Отрывок текста:
Прочтя книгу Кушнера "Канва", я написала ему длинное письмо. Письмо писалось светлой июньской ночью и столь же вдохновенно, как стихи. Очнувшись, я увидела, что оно состоит из строк Кушнера и моих междометий. Письмо я всё же отправила, чтоб куда-то деть эмоции. Слава Богу, Кушнер письма не получил, вовремя поменяв квартиру.
Давным-давно на заре туманной юности я побывала у Михаила Светлова, к которому меня послала Лидия Борисовна Либединская, прочитав мои робкие стихи. Светлов, назвав меня "старой большевичкой" и посетовав, что ношу не "славянскую" фамилию и что печататься мне будет трудно, дал один очень дельный совет: "Стихи, как любой роман, должно быть интересно читать. Пиши интересно".
К сожалению, я не выполнила завета. Мой младший сын считает, что пишу я скучно и всегда об одном и том же. Устами младенца...
А говорю я все это потому, что Кушнер пишет как раз так, как советовал Светлов - интересно. "Прозаик прозу долго пишет,/ Он разговоры наши слышит,/ Он распеваете с нами чай,/ При этом льет такие пули/ При этом как бы невзначай/ Глядит, как ты сидишь на стуле..."
А вот еще: "Эти сны роковые - вранье,/ А рассказчикам нету прощенья!/ Потому что простое житье/ Безутешней любого смещенья./ Ты увидел, когда ты уснул,/ Весла в лодке и камень на шее,/ А к постели придвинутый стул/ Был печальней в сто раз и страшнее/ Потому, как он косо стоял, - / Ты б заплакал, когда б ты увидел, -/ Ты бы вспомнил, как смертно скучал,/ И как друг тебя горько обидел..."

Блок данных:

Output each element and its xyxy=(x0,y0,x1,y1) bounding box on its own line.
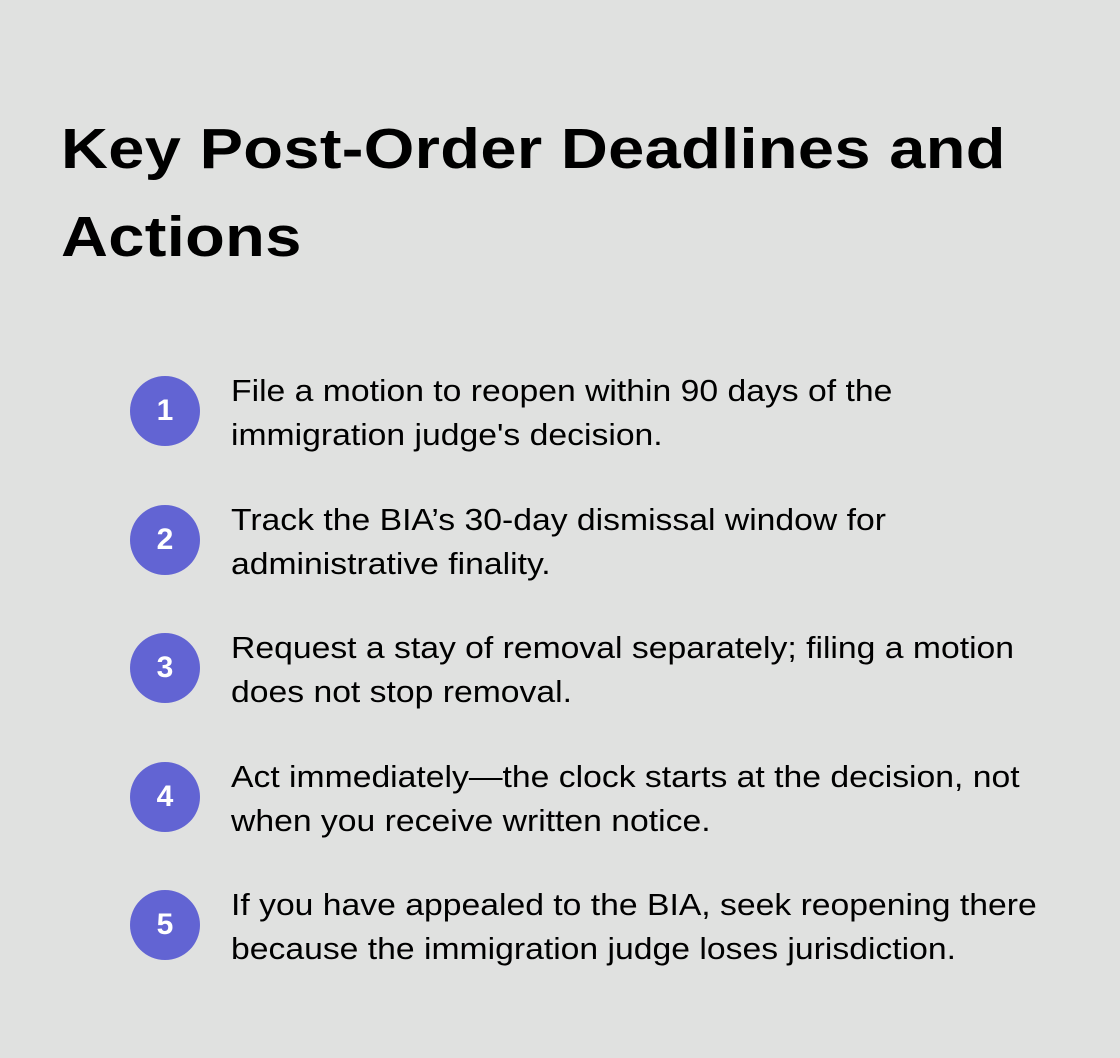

Суть задания:
Выведите без изменений фрагмент отрывка о стихах Кушнера, начиная со слов «Прочтя книгу Кушнера» и дальше вплоть до слов «вовремя поменяв квартиру.» включительно.

Ответ ниже:
Прочтя книгу Кушнера "Канва", я написала ему длинное письмо. Письмо писалось светлой июньской ночью и столь же вдохновенно, как стихи. Очнувшись, я увидела, что оно состоит из строк Кушнера и моих междометий. Письмо я всё же отправила, чтоб куда-то деть эмоции. Слава Богу, Кушнер письма не получил, вовремя поменяв квартиру.